→ RECORDED INFORMATION
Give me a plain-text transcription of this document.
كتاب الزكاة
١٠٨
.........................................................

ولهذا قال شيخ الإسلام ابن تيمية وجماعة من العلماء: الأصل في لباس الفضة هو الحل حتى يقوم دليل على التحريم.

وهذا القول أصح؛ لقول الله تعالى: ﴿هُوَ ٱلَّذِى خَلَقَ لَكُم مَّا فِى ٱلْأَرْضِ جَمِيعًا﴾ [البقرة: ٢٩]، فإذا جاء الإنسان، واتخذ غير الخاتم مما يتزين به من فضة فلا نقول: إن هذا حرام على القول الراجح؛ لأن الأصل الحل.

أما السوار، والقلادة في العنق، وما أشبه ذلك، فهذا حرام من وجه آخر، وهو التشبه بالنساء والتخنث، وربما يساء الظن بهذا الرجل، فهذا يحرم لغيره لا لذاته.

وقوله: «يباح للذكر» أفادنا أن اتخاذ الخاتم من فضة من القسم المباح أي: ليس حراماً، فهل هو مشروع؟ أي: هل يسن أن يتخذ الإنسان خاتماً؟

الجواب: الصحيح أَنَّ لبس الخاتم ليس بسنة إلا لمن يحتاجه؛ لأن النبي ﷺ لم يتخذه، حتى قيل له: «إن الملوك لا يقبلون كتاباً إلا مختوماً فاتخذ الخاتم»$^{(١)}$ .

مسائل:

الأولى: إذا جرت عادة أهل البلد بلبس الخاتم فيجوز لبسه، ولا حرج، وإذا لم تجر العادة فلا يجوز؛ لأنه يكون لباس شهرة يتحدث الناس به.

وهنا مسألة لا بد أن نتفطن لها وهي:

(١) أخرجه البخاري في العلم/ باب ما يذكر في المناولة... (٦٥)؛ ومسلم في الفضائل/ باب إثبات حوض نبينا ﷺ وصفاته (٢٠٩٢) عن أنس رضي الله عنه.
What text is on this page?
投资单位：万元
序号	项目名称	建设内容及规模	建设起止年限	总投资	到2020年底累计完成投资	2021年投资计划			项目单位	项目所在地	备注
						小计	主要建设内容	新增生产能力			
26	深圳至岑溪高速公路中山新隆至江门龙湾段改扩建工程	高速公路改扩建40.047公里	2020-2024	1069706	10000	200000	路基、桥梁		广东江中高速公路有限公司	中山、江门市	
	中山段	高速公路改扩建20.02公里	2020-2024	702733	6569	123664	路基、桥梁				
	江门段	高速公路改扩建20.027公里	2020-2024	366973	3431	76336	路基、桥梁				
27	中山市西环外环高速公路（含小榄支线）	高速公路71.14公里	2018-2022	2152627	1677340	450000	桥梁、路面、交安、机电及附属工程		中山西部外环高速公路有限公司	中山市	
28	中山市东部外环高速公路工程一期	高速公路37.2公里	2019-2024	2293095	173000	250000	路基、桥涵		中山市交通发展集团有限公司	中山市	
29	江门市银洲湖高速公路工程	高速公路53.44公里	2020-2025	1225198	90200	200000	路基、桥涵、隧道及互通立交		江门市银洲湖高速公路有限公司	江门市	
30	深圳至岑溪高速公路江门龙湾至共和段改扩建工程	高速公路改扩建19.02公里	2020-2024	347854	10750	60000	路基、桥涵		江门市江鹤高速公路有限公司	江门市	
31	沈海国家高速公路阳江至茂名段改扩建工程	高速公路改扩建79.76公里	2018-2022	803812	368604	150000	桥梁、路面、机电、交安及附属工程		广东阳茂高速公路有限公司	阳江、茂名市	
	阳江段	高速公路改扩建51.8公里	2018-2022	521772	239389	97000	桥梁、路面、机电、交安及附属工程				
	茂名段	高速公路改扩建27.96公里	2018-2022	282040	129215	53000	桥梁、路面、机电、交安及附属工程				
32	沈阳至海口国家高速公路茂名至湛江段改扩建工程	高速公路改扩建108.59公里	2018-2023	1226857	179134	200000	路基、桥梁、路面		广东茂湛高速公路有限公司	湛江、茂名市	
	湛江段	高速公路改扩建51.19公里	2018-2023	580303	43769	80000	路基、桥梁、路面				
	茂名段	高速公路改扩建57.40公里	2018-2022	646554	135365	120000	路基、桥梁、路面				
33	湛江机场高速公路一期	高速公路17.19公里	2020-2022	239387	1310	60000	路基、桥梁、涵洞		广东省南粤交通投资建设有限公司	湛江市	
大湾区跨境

→ WHAT YOU HAVE TO DO
Give only the number of lines in the entries above that hold the string "this".

→ TASK SOLUTION
2